▶ _Extracted records_
--------------------------------------------------

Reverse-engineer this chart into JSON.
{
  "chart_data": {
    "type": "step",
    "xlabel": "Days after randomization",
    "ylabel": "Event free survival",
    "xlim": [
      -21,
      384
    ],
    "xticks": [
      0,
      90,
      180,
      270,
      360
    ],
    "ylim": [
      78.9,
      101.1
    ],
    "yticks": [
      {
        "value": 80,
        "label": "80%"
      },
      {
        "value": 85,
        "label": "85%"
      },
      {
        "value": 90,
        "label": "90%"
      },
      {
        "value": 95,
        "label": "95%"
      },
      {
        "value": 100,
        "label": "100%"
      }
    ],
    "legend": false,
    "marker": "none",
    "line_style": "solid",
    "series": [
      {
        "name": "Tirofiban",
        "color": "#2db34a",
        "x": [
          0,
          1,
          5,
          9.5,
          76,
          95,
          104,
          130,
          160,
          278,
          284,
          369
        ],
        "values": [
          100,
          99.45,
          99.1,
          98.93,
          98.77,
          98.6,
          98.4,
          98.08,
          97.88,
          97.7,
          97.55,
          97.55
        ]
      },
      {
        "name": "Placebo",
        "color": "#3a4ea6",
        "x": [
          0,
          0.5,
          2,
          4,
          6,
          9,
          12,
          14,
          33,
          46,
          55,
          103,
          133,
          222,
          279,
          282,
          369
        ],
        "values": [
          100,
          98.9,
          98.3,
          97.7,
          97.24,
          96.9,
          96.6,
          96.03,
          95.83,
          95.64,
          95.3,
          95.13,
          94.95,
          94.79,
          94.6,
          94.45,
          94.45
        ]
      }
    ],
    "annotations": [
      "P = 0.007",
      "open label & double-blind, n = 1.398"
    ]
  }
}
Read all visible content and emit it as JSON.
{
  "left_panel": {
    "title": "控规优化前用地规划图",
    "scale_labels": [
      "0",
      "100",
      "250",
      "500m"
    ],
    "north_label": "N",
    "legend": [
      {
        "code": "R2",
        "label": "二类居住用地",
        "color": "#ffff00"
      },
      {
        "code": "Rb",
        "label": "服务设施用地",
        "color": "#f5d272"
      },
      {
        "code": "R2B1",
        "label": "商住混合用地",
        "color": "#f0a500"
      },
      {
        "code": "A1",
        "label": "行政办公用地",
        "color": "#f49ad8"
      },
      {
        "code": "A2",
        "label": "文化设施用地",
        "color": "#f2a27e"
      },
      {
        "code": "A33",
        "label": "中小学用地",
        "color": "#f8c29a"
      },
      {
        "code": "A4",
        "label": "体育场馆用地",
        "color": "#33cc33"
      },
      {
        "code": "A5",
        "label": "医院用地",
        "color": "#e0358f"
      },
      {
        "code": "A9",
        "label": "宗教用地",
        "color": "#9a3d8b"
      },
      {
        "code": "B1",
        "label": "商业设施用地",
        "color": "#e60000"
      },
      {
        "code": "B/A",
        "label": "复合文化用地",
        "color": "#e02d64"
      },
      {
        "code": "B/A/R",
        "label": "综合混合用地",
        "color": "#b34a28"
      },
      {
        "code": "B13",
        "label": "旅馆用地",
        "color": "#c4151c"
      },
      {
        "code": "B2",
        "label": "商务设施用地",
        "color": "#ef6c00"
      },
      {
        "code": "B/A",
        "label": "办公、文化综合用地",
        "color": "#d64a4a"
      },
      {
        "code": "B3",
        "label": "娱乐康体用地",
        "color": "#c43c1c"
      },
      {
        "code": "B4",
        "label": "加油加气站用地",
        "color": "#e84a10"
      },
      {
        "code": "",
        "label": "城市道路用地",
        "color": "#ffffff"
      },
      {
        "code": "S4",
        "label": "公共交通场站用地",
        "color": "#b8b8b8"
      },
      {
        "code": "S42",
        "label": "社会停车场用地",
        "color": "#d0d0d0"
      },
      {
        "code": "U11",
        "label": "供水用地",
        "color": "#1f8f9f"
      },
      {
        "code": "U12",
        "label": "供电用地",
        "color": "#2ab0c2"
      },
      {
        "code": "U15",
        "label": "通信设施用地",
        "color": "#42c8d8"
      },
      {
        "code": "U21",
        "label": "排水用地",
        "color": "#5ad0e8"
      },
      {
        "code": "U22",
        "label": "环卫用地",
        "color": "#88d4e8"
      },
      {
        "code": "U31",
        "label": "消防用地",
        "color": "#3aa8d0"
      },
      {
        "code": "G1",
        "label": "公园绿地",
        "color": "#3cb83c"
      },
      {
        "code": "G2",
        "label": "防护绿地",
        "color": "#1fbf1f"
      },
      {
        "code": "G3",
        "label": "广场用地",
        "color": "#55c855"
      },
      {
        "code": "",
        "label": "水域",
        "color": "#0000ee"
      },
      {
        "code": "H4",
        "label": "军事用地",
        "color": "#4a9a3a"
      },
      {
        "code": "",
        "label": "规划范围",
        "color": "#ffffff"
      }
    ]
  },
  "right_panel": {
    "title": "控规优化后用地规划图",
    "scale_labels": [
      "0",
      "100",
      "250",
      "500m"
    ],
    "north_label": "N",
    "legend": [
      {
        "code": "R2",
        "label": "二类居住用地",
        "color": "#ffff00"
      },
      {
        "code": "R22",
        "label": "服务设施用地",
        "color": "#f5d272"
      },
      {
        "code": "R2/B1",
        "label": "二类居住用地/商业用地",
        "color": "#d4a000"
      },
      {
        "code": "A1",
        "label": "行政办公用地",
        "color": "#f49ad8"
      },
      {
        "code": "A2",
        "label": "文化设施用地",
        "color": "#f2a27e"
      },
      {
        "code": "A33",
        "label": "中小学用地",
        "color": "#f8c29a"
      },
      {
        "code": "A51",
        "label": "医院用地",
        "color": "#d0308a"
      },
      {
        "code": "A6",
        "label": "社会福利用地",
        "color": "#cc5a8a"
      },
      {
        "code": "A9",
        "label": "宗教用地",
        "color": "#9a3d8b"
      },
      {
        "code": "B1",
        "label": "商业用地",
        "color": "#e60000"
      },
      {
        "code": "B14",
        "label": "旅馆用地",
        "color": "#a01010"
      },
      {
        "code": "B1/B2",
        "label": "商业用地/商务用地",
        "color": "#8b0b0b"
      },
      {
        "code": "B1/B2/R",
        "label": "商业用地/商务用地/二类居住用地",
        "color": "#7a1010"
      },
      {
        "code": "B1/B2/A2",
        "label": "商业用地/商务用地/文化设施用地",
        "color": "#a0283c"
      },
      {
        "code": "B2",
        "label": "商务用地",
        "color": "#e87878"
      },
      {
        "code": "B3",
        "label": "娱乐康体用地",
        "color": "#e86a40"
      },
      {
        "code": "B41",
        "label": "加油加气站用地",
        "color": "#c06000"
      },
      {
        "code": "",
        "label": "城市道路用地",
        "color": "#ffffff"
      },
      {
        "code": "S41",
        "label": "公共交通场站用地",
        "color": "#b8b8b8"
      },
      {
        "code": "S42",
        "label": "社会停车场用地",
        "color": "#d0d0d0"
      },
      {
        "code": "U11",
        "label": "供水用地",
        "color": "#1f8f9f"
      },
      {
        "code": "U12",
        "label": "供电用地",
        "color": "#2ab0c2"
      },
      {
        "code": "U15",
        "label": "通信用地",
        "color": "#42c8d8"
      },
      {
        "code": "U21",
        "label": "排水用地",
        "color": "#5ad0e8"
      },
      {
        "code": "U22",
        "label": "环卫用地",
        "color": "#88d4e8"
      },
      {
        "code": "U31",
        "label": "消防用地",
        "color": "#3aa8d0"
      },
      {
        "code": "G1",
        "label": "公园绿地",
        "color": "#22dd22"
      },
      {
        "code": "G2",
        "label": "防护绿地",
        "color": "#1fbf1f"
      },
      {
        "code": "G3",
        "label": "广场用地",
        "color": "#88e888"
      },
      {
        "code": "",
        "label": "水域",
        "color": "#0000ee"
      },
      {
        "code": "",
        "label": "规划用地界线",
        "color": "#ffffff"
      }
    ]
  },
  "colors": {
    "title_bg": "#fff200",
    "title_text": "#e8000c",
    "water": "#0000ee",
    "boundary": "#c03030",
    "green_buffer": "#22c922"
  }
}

--------------------------------------------------

▶ _Short task_
Check each line of the entries for the string "商务用地". Copy the lines that have it.

▶ _The result_
        "label": "商业用地/商务用地",
        "label": "商业用地/商务用地/二类居住用地",
        "label": "商业用地/商务用地/文化设施用地",
        "label": "商务用地",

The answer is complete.